▶ [Work required]: Return the records word for word. Any pictures in them are not part of the copy.

(Data excerpts)
======

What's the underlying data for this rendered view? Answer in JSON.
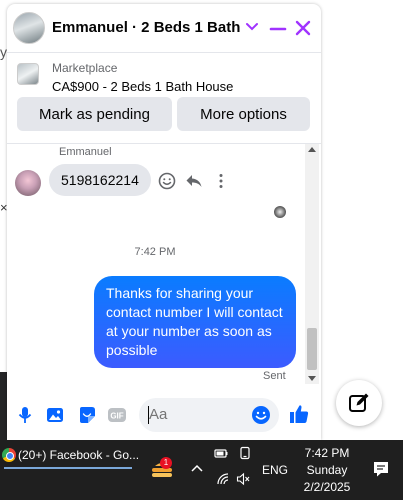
{
  "chat": {
    "header_title": "Emmanuel · 2 Beds 1 Bath ...",
    "marketplace_label": "Marketplace",
    "listing_title": "CA$900 - 2 Beds 1 Bath House",
    "mark_pending_label": "Mark as pending",
    "more_options_label": "More options"
  },
  "messages": {
    "sender_name": "Emmanuel",
    "incoming_text": "5198162214",
    "timestamp": "7:42 PM",
    "outgoing_text": "Thanks for sharing your contact number I will contact at your number as soon as possible",
    "status": "Sent"
  },
  "composer": {
    "placeholder": "Aa"
  },
  "taskbar": {
    "task_label": "(20+) Facebook - Go...",
    "app_badge": "1",
    "language": "ENG",
    "time": "7:42 PM",
    "day": "Sunday",
    "date": "2/2/2025"
  },
  "colors": {
    "accent": "#a033ff",
    "messenger_blue": "#0a7cff",
    "bubble_gray": "#e4e6eb",
    "taskbar": "#1f1f1f"
  }
}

======

▶ [Result of the task]:
What's the underlying data for this rendered view? Answer in JSON.
{
  "chat": {
    "header_title": "Emmanuel · 2 Beds 1 Bath ...",
    "marketplace_label": "Marketplace",
    "listing_title": "CA$900 - 2 Beds 1 Bath House",
    "mark_pending_label": "Mark as pending",
    "more_options_label": "More options"
  },
  "messages": {
    "sender_name": "Emmanuel",
    "incoming_text": "5198162214",
    "timestamp": "7:42 PM",
    "outgoing_text": "Thanks for sharing your contact number I will contact at your number as soon as possible",
    "status": "Sent"
  },
  "composer": {
    "placeholder": "Aa"
  },
  "taskbar": {
    "task_label": "(20+) Facebook - Go...",
    "app_badge": "1",
    "language": "ENG",
    "time": "7:42 PM",
    "day": "Sunday",
    "date": "2/2/2025"
  },
  "colors": {
    "accent": "#a033ff",
    "messenger_blue": "#0a7cff",
    "bubble_gray": "#e4e6eb",
    "taskbar": "#1f1f1f"
  }
}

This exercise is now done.